• RECORDS PROVIDED
——————————

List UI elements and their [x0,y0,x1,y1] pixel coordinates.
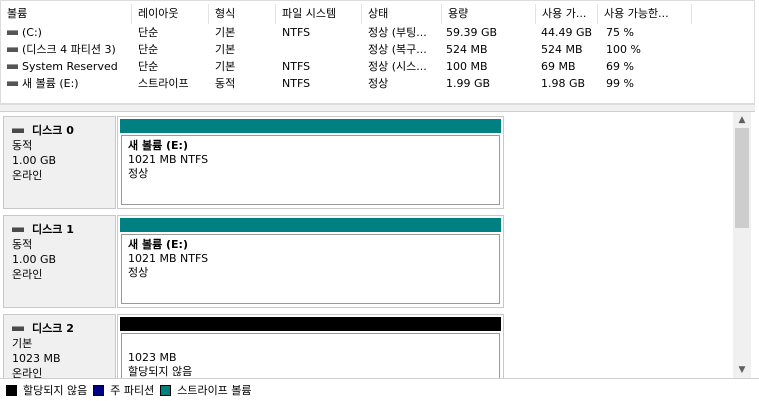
disk-state: 온라인 [12,367,43,378]
volume-type: 기본 [215,26,236,39]
volume-row[interactable]: (C:) 단순 기본 NTFS 정상 (부팅... 59.39 GB 44.49… [1,24,754,41]
disk-icon [12,326,24,331]
disk-state: 온라인 [12,169,43,182]
volume-capacity: 524 MB [446,43,488,56]
volume-status: 정상 (부팅... [368,26,427,39]
column-header-status[interactable]: 상태 [362,4,442,24]
volume-type: 기본 [215,43,236,56]
partition-status: 할당되지 않음 [128,365,193,378]
volume-layout: 단순 [138,60,159,73]
disk-name: 디스크 1 [32,223,74,236]
disk-name: 디스크 0 [32,124,74,137]
volume-type: 동적 [215,77,236,90]
column-header-layout[interactable]: 레이아웃 [132,4,209,24]
volume-capacity: 100 MB [446,60,488,73]
volume-status: 정상 (복구... [368,43,427,56]
legend-label: 할당되지 않음 [23,384,88,397]
volume-icon [7,46,18,52]
legend-label: 스트라이프 볼륨 [177,384,252,397]
partition-block[interactable]: 1023 MB 할당되지 않음 [117,314,504,378]
legend-item-striped-volume: 스트라이프 볼륨 [160,382,252,398]
volume-capacity: 1.99 GB [446,77,491,90]
legend-label: 주 파티션 [110,384,155,397]
volume-free-percent: 75 % [606,26,634,39]
disk-info-panel[interactable]: 디스크 1 동적 1.00 GB 온라인 [3,215,116,308]
scroll-thumb[interactable] [735,128,749,228]
volume-name: (C:) [22,26,42,39]
volume-layout: 단순 [138,43,159,56]
partition-title: 새 볼륨 (E:) [128,139,188,152]
volume-icon [7,29,18,35]
disk-info-panel[interactable]: 디스크 2 기본 1023 MB 온라인 [3,314,116,378]
disk-state: 온라인 [12,268,43,281]
volume-name: System Reserved [22,60,118,73]
disk-icon [12,128,24,133]
partition-size: 1023 MB [128,351,177,364]
legend-bar: 할당되지 않음 주 파티션 스트라이프 볼륨 [0,378,759,401]
volume-free-space: 44.49 GB [541,26,593,39]
partition-status: 정상 [128,167,149,180]
disk-size: 1.00 GB [12,154,57,167]
volume-free-space: 524 MB [541,43,583,56]
volume-name: (디스크 4 파티션 3) [22,43,116,56]
volume-row[interactable]: (디스크 4 파티션 3) 단순 기본 정상 (복구... 524 MB 524… [1,41,754,58]
volume-free-percent: 99 % [606,77,634,90]
legend-item-primary-partition: 주 파티션 [93,382,154,398]
vertical-scrollbar[interactable]: ▲ ▼ [733,112,751,378]
volume-filesystem: NTFS [282,60,311,73]
column-header-volume[interactable]: 볼륨 [1,4,132,24]
volume-free-space: 69 MB [541,60,576,73]
partition-title: 새 볼륨 (E:) [128,238,188,251]
volume-free-percent: 100 % [606,43,641,56]
scroll-up-icon[interactable]: ▲ [733,113,751,127]
column-header-capacity[interactable]: 용량 [442,4,536,24]
column-header-type[interactable]: 형식 [209,4,276,24]
disk-type: 기본 [12,337,33,350]
disk-name: 디스크 2 [32,322,74,335]
legend-swatch [6,384,17,396]
partition-block[interactable]: 새 볼륨 (E:) 1021 MB NTFS 정상 [117,116,504,209]
volume-free-space: 1.98 GB [541,77,586,90]
volume-layout: 스트라이프 [138,77,189,90]
volume-free-percent: 69 % [606,60,634,73]
pane-splitter[interactable] [0,104,755,112]
volume-row[interactable]: 새 볼륨 (E:) 스트라이프 동적 NTFS 정상 1.99 GB 1.98 … [1,75,754,92]
volume-type: 기본 [215,60,236,73]
column-header-free-space[interactable]: 사용 가... [536,4,598,24]
volume-status: 정상 [368,77,389,90]
volume-filesystem: NTFS [282,26,311,39]
partition-color-bar [120,317,501,331]
legend-swatch [93,384,105,396]
volume-list[interactable]: 볼륨 레이아웃 형식 파일 시스템 상태 용량 사용 가... 사용 가능한..… [0,0,755,104]
volume-capacity: 59.39 GB [446,26,498,39]
volume-name: 새 볼륨 (E:) [22,77,79,90]
disk-size: 1.00 GB [12,253,57,266]
scroll-down-icon[interactable]: ▼ [733,363,751,377]
disk-type: 동적 [12,238,33,251]
volume-status: 정상 (시스... [368,60,427,73]
volume-layout: 단순 [138,26,159,39]
partition-color-bar [120,119,501,133]
disk-icon [12,227,24,232]
partition-size: 1021 MB NTFS [128,252,209,265]
disk-graphical-view: 디스크 0 동적 1.00 GB 온라인 새 볼륨 (E:) 1021 MB N… [0,112,733,378]
partition-size: 1021 MB NTFS [128,153,209,166]
column-header-filesystem[interactable]: 파일 시스템 [276,4,362,24]
volume-icon [7,63,18,69]
disk-size: 1023 MB [12,352,61,365]
volume-filesystem: NTFS [282,77,311,90]
legend-swatch [160,384,172,396]
legend-item-unallocated: 할당되지 않음 [6,382,87,398]
disk-type: 동적 [12,139,33,152]
volume-row[interactable]: System Reserved 단순 기본 NTFS 정상 (시스... 100… [1,58,754,75]
partition-block[interactable]: 새 볼륨 (E:) 1021 MB NTFS 정상 [117,215,504,308]
partition-color-bar [120,218,501,232]
disk-info-panel[interactable]: 디스크 0 동적 1.00 GB 온라인 [3,116,116,209]
partition-status: 정상 [128,266,149,279]
volume-list-header: 볼륨 레이아웃 형식 파일 시스템 상태 용량 사용 가... 사용 가능한..… [1,4,754,24]
column-header-free-percent[interactable]: 사용 가능한... [598,4,692,24]
volume-icon [7,80,18,86]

——————————

• DIRECTION
Rewrite all the entries above, replacing "legend-label" with "legend-text" wherever it occurs and changing nothing else. Leave out the pictures.

• EXERCISE RESULT
List UI elements and their [x0,y0,x1,y1] pixel coordinates.
disk-state: 온라인 [12,367,43,378]
volume-type: 기본 [215,26,236,39]
volume-row[interactable]: (C:) 단순 기본 NTFS 정상 (부팅... 59.39 GB 44.49… [1,24,754,41]
disk-icon [12,326,24,331]
disk-state: 온라인 [12,169,43,182]
volume-capacity: 524 MB [446,43,488,56]
volume-status: 정상 (부팅... [368,26,427,39]
column-header-status[interactable]: 상태 [362,4,442,24]
volume-type: 기본 [215,43,236,56]
partition-status: 할당되지 않음 [128,365,193,378]
volume-layout: 단순 [138,60,159,73]
disk-name: 디스크 1 [32,223,74,236]
disk-name: 디스크 0 [32,124,74,137]
volume-type: 동적 [215,77,236,90]
column-header-layout[interactable]: 레이아웃 [132,4,209,24]
volume-capacity: 100 MB [446,60,488,73]
volume-status: 정상 (복구... [368,43,427,56]
legend-text: 할당되지 않음 [23,384,88,397]
volume-icon [7,46,18,52]
legend-text: 스트라이프 볼륨 [177,384,252,397]
partition-block[interactable]: 1023 MB 할당되지 않음 [117,314,504,378]
legend-item-striped-volume: 스트라이프 볼륨 [160,382,252,398]
volume-capacity: 1.99 GB [446,77,491,90]
legend-text: 주 파티션 [110,384,155,397]
volume-free-percent: 75 % [606,26,634,39]
disk-info-panel[interactable]: 디스크 1 동적 1.00 GB 온라인 [3,215,116,308]
scroll-thumb[interactable] [735,128,749,228]
volume-name: (C:) [22,26,42,39]
volume-layout: 단순 [138,43,159,56]
partition-title: 새 볼륨 (E:) [128,139,188,152]
volume-icon [7,29,18,35]
disk-info-panel[interactable]: 디스크 2 기본 1023 MB 온라인 [3,314,116,378]
disk-state: 온라인 [12,268,43,281]
volume-name: System Reserved [22,60,118,73]
disk-icon [12,128,24,133]
partition-size: 1023 MB [128,351,177,364]
legend-bar: 할당되지 않음 주 파티션 스트라이프 볼륨 [0,378,759,401]
volume-free-space: 44.49 GB [541,26,593,39]
partition-status: 정상 [128,167,149,180]
disk-size: 1.00 GB [12,154,57,167]
volume-free-space: 524 MB [541,43,583,56]
volume-name: (디스크 4 파티션 3) [22,43,116,56]
volume-row[interactable]: (디스크 4 파티션 3) 단순 기본 정상 (복구... 524 MB 524… [1,41,754,58]
volume-free-percent: 99 % [606,77,634,90]
legend-item-primary-partition: 주 파티션 [93,382,154,398]
vertical-scrollbar[interactable]: ▲ ▼ [733,112,751,378]
volume-filesystem: NTFS [282,60,311,73]
column-header-volume[interactable]: 볼륨 [1,4,132,24]
volume-free-space: 69 MB [541,60,576,73]
partition-title: 새 볼륨 (E:) [128,238,188,251]
volume-free-percent: 100 % [606,43,641,56]
scroll-up-icon[interactable]: ▲ [733,113,751,127]
column-header-capacity[interactable]: 용량 [442,4,536,24]
column-header-type[interactable]: 형식 [209,4,276,24]
disk-type: 기본 [12,337,33,350]
disk-name: 디스크 2 [32,322,74,335]
legend-swatch [6,384,17,396]
partition-block[interactable]: 새 볼륨 (E:) 1021 MB NTFS 정상 [117,116,504,209]
volume-free-space: 1.98 GB [541,77,586,90]
volume-layout: 스트라이프 [138,77,189,90]
volume-free-percent: 69 % [606,60,634,73]
pane-splitter[interactable] [0,104,755,112]
volume-row[interactable]: 새 볼륨 (E:) 스트라이프 동적 NTFS 정상 1.99 GB 1.98 … [1,75,754,92]
volume-type: 기본 [215,60,236,73]
column-header-free-space[interactable]: 사용 가... [536,4,598,24]
volume-status: 정상 [368,77,389,90]
volume-filesystem: NTFS [282,26,311,39]
partition-color-bar [120,317,501,331]
legend-swatch [93,384,105,396]
volume-list[interactable]: 볼륨 레이아웃 형식 파일 시스템 상태 용량 사용 가... 사용 가능한..… [0,0,755,104]
volume-capacity: 59.39 GB [446,26,498,39]
volume-name: 새 볼륨 (E:) [22,77,79,90]
disk-size: 1.00 GB [12,253,57,266]
scroll-down-icon[interactable]: ▼ [733,363,751,377]
disk-type: 동적 [12,238,33,251]
volume-status: 정상 (시스... [368,60,427,73]
volume-layout: 단순 [138,26,159,39]
partition-color-bar [120,119,501,133]
disk-icon [12,227,24,232]
partition-size: 1021 MB NTFS [128,252,209,265]
disk-graphical-view: 디스크 0 동적 1.00 GB 온라인 새 볼륨 (E:) 1021 MB N… [0,112,733,378]
partition-size: 1021 MB NTFS [128,153,209,166]
column-header-filesystem[interactable]: 파일 시스템 [276,4,362,24]
volume-icon [7,63,18,69]
disk-size: 1023 MB [12,352,61,365]
volume-filesystem: NTFS [282,77,311,90]
legend-swatch [160,384,172,396]
legend-item-unallocated: 할당되지 않음 [6,382,87,398]
disk-type: 동적 [12,139,33,152]
volume-row[interactable]: System Reserved 단순 기본 NTFS 정상 (시스... 100… [1,58,754,75]
partition-block[interactable]: 새 볼륨 (E:) 1021 MB NTFS 정상 [117,215,504,308]
partition-color-bar [120,218,501,232]
disk-info-panel[interactable]: 디스크 0 동적 1.00 GB 온라인 [3,116,116,209]
partition-status: 정상 [128,266,149,279]
volume-list-header: 볼륨 레이아웃 형식 파일 시스템 상태 용량 사용 가... 사용 가능한..… [1,4,754,24]
column-header-free-percent[interactable]: 사용 가능한... [598,4,692,24]
volume-icon [7,80,18,86]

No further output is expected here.